### Information supplied ###

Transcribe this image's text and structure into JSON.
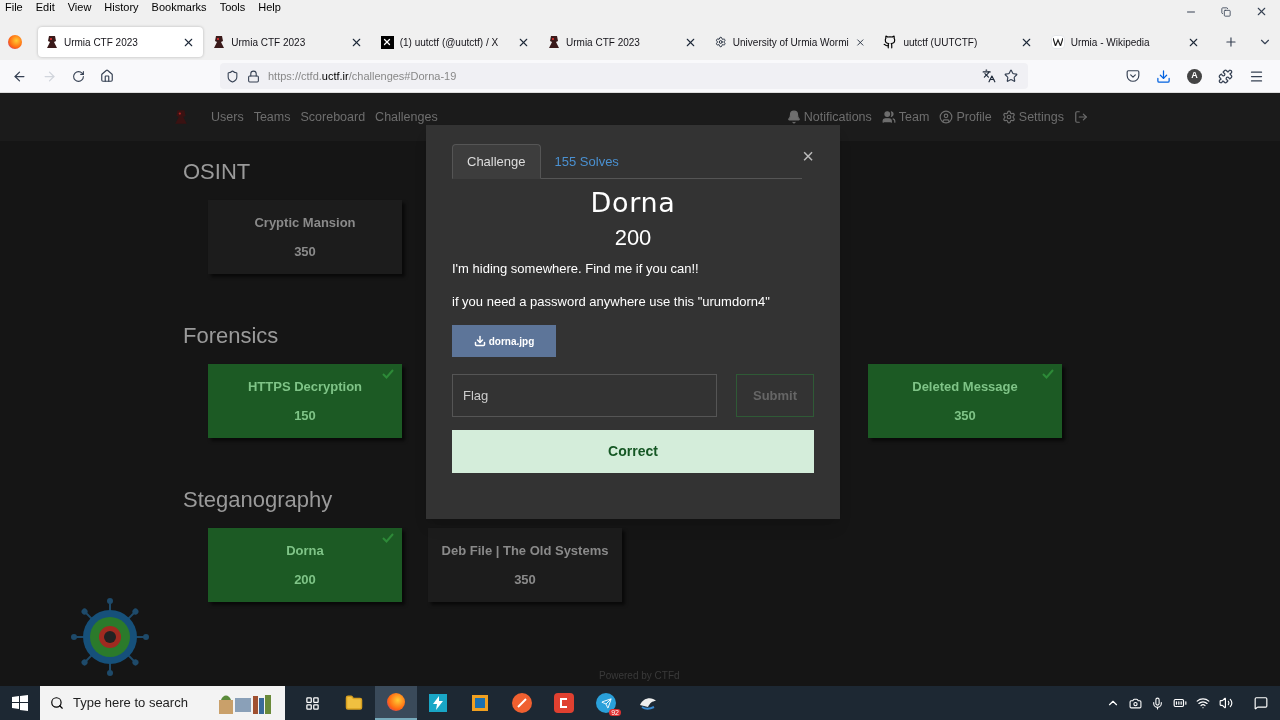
{
  "menu_bar": [
    "File",
    "Edit",
    "View",
    "History",
    "Bookmarks",
    "Tools",
    "Help"
  ],
  "tabs": [
    {
      "title": "Urmia CTF 2023",
      "kind": "ctf",
      "selected": true
    },
    {
      "title": "Urmia CTF 2023",
      "kind": "ctf",
      "selected": false
    },
    {
      "title": "(1) uutctf (@uutctf) / X",
      "kind": "x",
      "selected": false
    },
    {
      "title": "Urmia CTF 2023",
      "kind": "ctf",
      "selected": false
    },
    {
      "title": "University of Urmia Wormi",
      "kind": "gear",
      "selected": false
    },
    {
      "title": "uutctf (UUTCTF)",
      "kind": "github",
      "selected": false
    },
    {
      "title": "Urmia - Wikipedia",
      "kind": "wiki",
      "selected": false
    }
  ],
  "address_bar": {
    "url_prefix": "https://ctfd.",
    "url_domain": "uctf.ir",
    "url_path": "/challenges#Dorna-19",
    "account_initial": "A"
  },
  "navbar": {
    "left": [
      "Users",
      "Teams",
      "Scoreboard",
      "Challenges"
    ],
    "right": [
      {
        "label": "Notifications",
        "kind": "bell"
      },
      {
        "label": "Team",
        "kind": "users"
      },
      {
        "label": "Profile",
        "kind": "user"
      },
      {
        "label": "Settings",
        "kind": "gears"
      }
    ]
  },
  "sections": [
    {
      "title": "OSINT",
      "cards": [
        {
          "name": "Cryptic Mansion",
          "points": "350",
          "solved": false
        }
      ]
    },
    {
      "title": "Forensics",
      "cards": [
        {
          "name": "HTTPS Decryption",
          "points": "150",
          "solved": true
        },
        {
          "name": "Deleted Message",
          "points": "350",
          "solved": true
        }
      ]
    },
    {
      "title": "Steganography",
      "cards": [
        {
          "name": "Dorna",
          "points": "200",
          "solved": true
        },
        {
          "name": "Deb File | The Old Systems",
          "points": "350",
          "solved": false
        }
      ]
    }
  ],
  "footer": "Powered by CTFd",
  "dialog": {
    "tabs": [
      {
        "label": "Challenge",
        "selected": true
      },
      {
        "label": "155 Solves",
        "selected": false
      }
    ],
    "close": "×",
    "name": "Dorna",
    "value": "200",
    "description": [
      "I'm hiding somewhere. Find me if you can!!",
      "if you need a password anywhere use this \"urumdorn4\""
    ],
    "file": "dorna.jpg",
    "flag_placeholder": "Flag",
    "submit": "Submit",
    "result": {
      "message": "Correct",
      "correct": true
    }
  },
  "taskbar": {
    "search_placeholder": "Type here to search",
    "telegram_badge": "92"
  }
}
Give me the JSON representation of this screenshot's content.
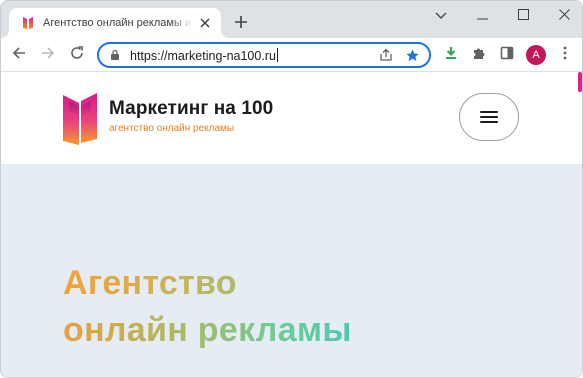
{
  "browser": {
    "tab": {
      "title": "Агентство онлайн рекламы и разработки",
      "favicon": "marketing-logo-favicon"
    },
    "new_tab_icon": "plus-icon",
    "window_controls": [
      "chevron-down-icon",
      "minimize-icon",
      "maximize-icon",
      "close-icon"
    ],
    "nav": [
      "back-arrow-icon",
      "forward-arrow-icon",
      "reload-icon"
    ],
    "url": "https://marketing-na100.ru",
    "omnibox_icons": [
      "share-icon",
      "bookmark-star-icon"
    ],
    "extensions": [
      "download-extension-icon",
      "puzzle-icon",
      "side-panel-icon"
    ],
    "profile_initial": "A",
    "menu_icon": "three-dots-icon",
    "colors": {
      "focus_ring": "#1a73e8",
      "star": "#1a73e8",
      "avatar": "#c2185b",
      "download_ext": "#34a853"
    }
  },
  "site": {
    "brand_name": "Маркетинг на 100",
    "brand_tagline": "агентство онлайн рекламы",
    "menu_button_icon": "hamburger-icon",
    "hero": {
      "title_line1": "Агентство",
      "title_line2": "онлайн рекламы"
    },
    "colors": {
      "tagline": "#f07d1c",
      "hero_bg": "#e6ecf4",
      "gradient_start": "#f2a23a",
      "gradient_end": "#4fc8b0",
      "accent_magenta": "#e0218a"
    }
  }
}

###

Set task =
Go through the listing above and write it out again exactly, dropping the pictures.

Task solution =
Transcribe this image's text and structure into JSON.
{
  "menu_bar": [
    "File",
    "Edit",
    "View",
    "History",
    "Bookmarks",
    "Tools",
    "Help"
  ],
  "tabs": [
    {
      "title": "Urmia CTF 2023",
      "kind": "ctf",
      "selected": true
    },
    {
      "title": "Urmia CTF 2023",
      "kind": "ctf",
      "selected": false
    },
    {
      "title": "(1) uutctf (@uutctf) / X",
      "kind": "x",
      "selected": false
    },
    {
      "title": "Urmia CTF 2023",
      "kind": "ctf",
      "selected": false
    },
    {
      "title": "University of Urmia Wormi",
      "kind": "gear",
      "selected": false
    },
    {
      "title": "uutctf (UUTCTF)",
      "kind": "github",
      "selected": false
    },
    {
      "title": "Urmia - Wikipedia",
      "kind": "wiki",
      "selected": false
    }
  ],
  "address_bar": {
    "url_prefix": "https://ctfd.",
    "url_domain": "uctf.ir",
    "url_path": "/challenges#Dorna-19",
    "account_initial": "A"
  },
  "navbar": {
    "left": [
      "Users",
      "Teams",
      "Scoreboard",
      "Challenges"
    ],
    "right": [
      {
        "label": "Notifications",
        "kind": "bell"
      },
      {
        "label": "Team",
        "kind": "users"
      },
      {
        "label": "Profile",
        "kind": "user"
      },
      {
        "label": "Settings",
        "kind": "gears"
      }
    ]
  },
  "sections": [
    {
      "title": "OSINT",
      "cards": [
        {
          "name": "Cryptic Mansion",
          "points": "350",
          "solved": false
        }
      ]
    },
    {
      "title": "Forensics",
      "cards": [
        {
          "name": "HTTPS Decryption",
          "points": "150",
          "solved": true
        },
        {
          "name": "Deleted Message",
          "points": "350",
          "solved": true
        }
      ]
    },
    {
      "title": "Steganography",
      "cards": [
        {
          "name": "Dorna",
          "points": "200",
          "solved": true
        },
        {
          "name": "Deb File | The Old Systems",
          "points": "350",
          "solved": false
        }
      ]
    }
  ],
  "footer": "Powered by CTFd",
  "dialog": {
    "tabs": [
      {
        "label": "Challenge",
        "selected": true
      },
      {
        "label": "155 Solves",
        "selected": false
      }
    ],
    "close": "×",
    "name": "Dorna",
    "value": "200",
    "description": [
      "I'm hiding somewhere. Find me if you can!!",
      "if you need a password anywhere use this \"urumdorn4\""
    ],
    "file": "dorna.jpg",
    "flag_placeholder": "Flag",
    "submit": "Submit",
    "result": {
      "message": "Correct",
      "correct": true
    }
  },
  "taskbar": {
    "search_placeholder": "Type here to search",
    "telegram_badge": "92"
  }
}
Give me the JSON representation of this screenshot's content.
{
  "browser": {
    "tab": {
      "title": "Агентство онлайн рекламы и разработки",
      "favicon": "marketing-logo-favicon"
    },
    "new_tab_icon": "plus-icon",
    "window_controls": [
      "chevron-down-icon",
      "minimize-icon",
      "maximize-icon",
      "close-icon"
    ],
    "nav": [
      "back-arrow-icon",
      "forward-arrow-icon",
      "reload-icon"
    ],
    "url": "https://marketing-na100.ru",
    "omnibox_icons": [
      "share-icon",
      "bookmark-star-icon"
    ],
    "extensions": [
      "download-extension-icon",
      "puzzle-icon",
      "side-panel-icon"
    ],
    "profile_initial": "A",
    "menu_icon": "three-dots-icon",
    "colors": {
      "focus_ring": "#1a73e8",
      "star": "#1a73e8",
      "avatar": "#c2185b",
      "download_ext": "#34a853"
    }
  },
  "site": {
    "brand_name": "Маркетинг на 100",
    "brand_tagline": "агентство онлайн рекламы",
    "menu_button_icon": "hamburger-icon",
    "hero": {
      "title_line1": "Агентство",
      "title_line2": "онлайн рекламы"
    },
    "colors": {
      "tagline": "#f07d1c",
      "hero_bg": "#e6ecf4",
      "gradient_start": "#f2a23a",
      "gradient_end": "#4fc8b0",
      "accent_magenta": "#e0218a"
    }
  }
}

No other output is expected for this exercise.